WHAT TO DO:
Render every line of the listing below as a Markdown table with two columns, Row and Line, giving each line a row number and omitting blank lines.
****
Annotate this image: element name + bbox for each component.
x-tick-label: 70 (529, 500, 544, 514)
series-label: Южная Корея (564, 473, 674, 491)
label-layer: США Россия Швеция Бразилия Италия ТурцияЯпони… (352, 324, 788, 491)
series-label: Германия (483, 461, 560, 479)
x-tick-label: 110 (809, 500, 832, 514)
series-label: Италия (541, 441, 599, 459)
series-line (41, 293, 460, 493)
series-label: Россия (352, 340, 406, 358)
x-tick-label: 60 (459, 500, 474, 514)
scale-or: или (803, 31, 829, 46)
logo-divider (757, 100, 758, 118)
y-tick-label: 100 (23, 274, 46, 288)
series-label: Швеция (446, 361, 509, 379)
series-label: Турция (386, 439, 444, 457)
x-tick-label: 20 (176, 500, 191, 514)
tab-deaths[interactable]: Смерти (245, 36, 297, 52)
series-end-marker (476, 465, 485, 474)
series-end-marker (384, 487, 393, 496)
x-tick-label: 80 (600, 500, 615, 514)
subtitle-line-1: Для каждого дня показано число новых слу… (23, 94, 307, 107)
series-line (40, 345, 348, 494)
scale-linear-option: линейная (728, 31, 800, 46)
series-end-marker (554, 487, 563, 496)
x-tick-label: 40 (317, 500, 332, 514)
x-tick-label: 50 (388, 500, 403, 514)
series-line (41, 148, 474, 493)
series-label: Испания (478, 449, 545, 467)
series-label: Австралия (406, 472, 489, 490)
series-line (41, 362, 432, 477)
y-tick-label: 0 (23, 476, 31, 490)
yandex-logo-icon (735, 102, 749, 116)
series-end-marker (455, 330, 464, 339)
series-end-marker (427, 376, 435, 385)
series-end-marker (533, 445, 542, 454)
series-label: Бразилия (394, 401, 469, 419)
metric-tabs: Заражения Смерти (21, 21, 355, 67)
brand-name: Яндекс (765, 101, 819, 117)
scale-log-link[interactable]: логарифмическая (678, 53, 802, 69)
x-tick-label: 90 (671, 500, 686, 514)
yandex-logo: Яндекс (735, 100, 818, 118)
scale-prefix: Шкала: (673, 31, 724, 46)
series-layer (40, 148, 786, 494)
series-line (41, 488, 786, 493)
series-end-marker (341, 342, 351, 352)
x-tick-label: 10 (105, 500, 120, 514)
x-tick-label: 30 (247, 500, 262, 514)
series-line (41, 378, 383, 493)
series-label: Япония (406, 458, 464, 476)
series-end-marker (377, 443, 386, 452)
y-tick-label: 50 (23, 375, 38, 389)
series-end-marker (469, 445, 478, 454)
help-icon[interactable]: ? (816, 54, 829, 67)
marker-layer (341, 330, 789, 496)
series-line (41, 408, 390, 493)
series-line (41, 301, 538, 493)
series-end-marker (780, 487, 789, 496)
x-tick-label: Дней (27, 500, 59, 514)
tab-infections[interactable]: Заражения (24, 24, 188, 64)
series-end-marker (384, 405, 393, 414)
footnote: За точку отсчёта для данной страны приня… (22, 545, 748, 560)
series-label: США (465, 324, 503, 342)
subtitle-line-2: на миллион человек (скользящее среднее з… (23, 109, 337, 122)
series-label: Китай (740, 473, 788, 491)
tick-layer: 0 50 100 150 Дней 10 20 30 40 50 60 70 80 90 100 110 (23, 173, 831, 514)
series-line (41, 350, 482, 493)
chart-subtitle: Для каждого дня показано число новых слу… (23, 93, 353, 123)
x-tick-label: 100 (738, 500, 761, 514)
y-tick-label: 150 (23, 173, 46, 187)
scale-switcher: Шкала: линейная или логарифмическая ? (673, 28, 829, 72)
****
THE RESULT:
| Row | Line |
|---|---|
| 1 | Annotate this image: element name + bbox for each component. |
| 2 | x-tick-label: 70 (529, 500, 544, 514) |
| 3 | series-label: Южная Корея (564, 473, 674, 491) |
| 4 | label-layer: США Россия Швеция Бразилия Италия ТурцияЯпони… (352, 324, 788, 491) |
| 5 | series-label: Германия (483, 461, 560, 479) |
| 6 | x-tick-label: 110 (809, 500, 832, 514) |
| 7 | series-label: Италия (541, 441, 599, 459) |
| 8 | series-line (41, 293, 460, 493) |
| 9 | series-label: Россия (352, 340, 406, 358) |
| 10 | x-tick-label: 60 (459, 500, 474, 514) |
| 11 | scale-or: или (803, 31, 829, 46) |
| 12 | logo-divider (757, 100, 758, 118) |
| 13 | y-tick-label: 100 (23, 274, 46, 288) |
| 14 | series-label: Швеция (446, 361, 509, 379) |
| 15 | series-label: Турция (386, 439, 444, 457) |
| 16 | x-tick-label: 20 (176, 500, 191, 514) |
| 17 | tab-deaths[interactable]: Смерти (245, 36, 297, 52) |
| 18 | series-end-marker (476, 465, 485, 474) |
| 19 | series-end-marker (384, 487, 393, 496) |
| 20 | x-tick-label: 80 (600, 500, 615, 514) |
| 21 | subtitle-line-1: Для каждого дня показано число новых слу… (23, 94, 307, 107) |
| 22 | series-line (40, 345, 348, 494) |
| 23 | scale-linear-option: линейная (728, 31, 800, 46) |
| 24 | series-end-marker (554, 487, 563, 496) |
| 25 | x-tick-label: 40 (317, 500, 332, 514) |
| 26 | x-tick-label: 50 (388, 500, 403, 514) |
| 27 | series-line (41, 148, 474, 493) |
| 28 | series-label: Испания (478, 449, 545, 467) |
| 29 | series-label: Австралия (406, 472, 489, 490) |
| 30 | series-line (41, 362, 432, 477) |
| 31 | y-tick-label: 0 (23, 476, 31, 490) |
| 32 | yandex-logo-icon (735, 102, 749, 116) |
| 33 | series-end-marker (455, 330, 464, 339) |
| 34 | series-end-marker (427, 376, 435, 385) |
| 35 | series-end-marker (533, 445, 542, 454) |
| 36 | series-label: Бразилия (394, 401, 469, 419) |
| 37 | metric-tabs: Заражения Смерти (21, 21, 355, 67) |
| 38 | brand-name: Яндекс (765, 101, 819, 117) |
| 39 | scale-log-link[interactable]: логарифмическая (678, 53, 802, 69) |
| 40 | x-tick-label: 90 (671, 500, 686, 514) |
| 41 | yandex-logo: Яндекс (735, 100, 818, 118) |
| 42 | scale-prefix: Шкала: (673, 31, 724, 46) |
| 43 | series-layer (40, 148, 786, 494) |
| 44 | series-line (41, 488, 786, 493) |
| 45 | series-end-marker (341, 342, 351, 352) |
| 46 | x-tick-label: 10 (105, 500, 120, 514) |
| 47 | x-tick-label: 30 (247, 500, 262, 514) |
| 48 | series-line (41, 378, 383, 493) |
| 49 | series-label: Япония (406, 458, 464, 476) |
| 50 | series-end-marker (377, 443, 386, 452) |
| 51 | y-tick-label: 50 (23, 375, 38, 389) |
| 52 | series-end-marker (469, 445, 478, 454) |
| 53 | help-icon[interactable]: ? (816, 54, 829, 67) |
| 54 | marker-layer (341, 330, 789, 496) |
| 55 | series-line (41, 408, 390, 493) |
| 56 | series-line (41, 301, 538, 493) |
| 57 | series-end-marker (780, 487, 789, 496) |
| 58 | x-tick-label: Дней (27, 500, 59, 514) |
| 59 | tab-infections[interactable]: Заражения (24, 24, 188, 64) |
| 60 | series-end-marker (384, 405, 393, 414) |
| 61 | footnote: За точку отсчёта для данной страны приня… (22, 545, 748, 560) |
| 62 | series-label: США (465, 324, 503, 342) |
| 63 | subtitle-line-2: на миллион человек (скользящее среднее з… (23, 109, 337, 122) |
| 64 | series-label: Китай (740, 473, 788, 491) |
| 65 | tick-layer: 0 50 100 150 Дней 10 20 30 40 50 60 70 80 90 100 110 (23, 173, 831, 514) |
| 66 | series-line (41, 350, 482, 493) |
| 67 | chart-subtitle: Для каждого дня показано число новых слу… (23, 93, 353, 123) |
| 68 | x-tick-label: 100 (738, 500, 761, 514) |
| 69 | y-tick-label: 150 (23, 173, 46, 187) |
| 70 | scale-switcher: Шкала: линейная или логарифмическая ? (673, 28, 829, 72) |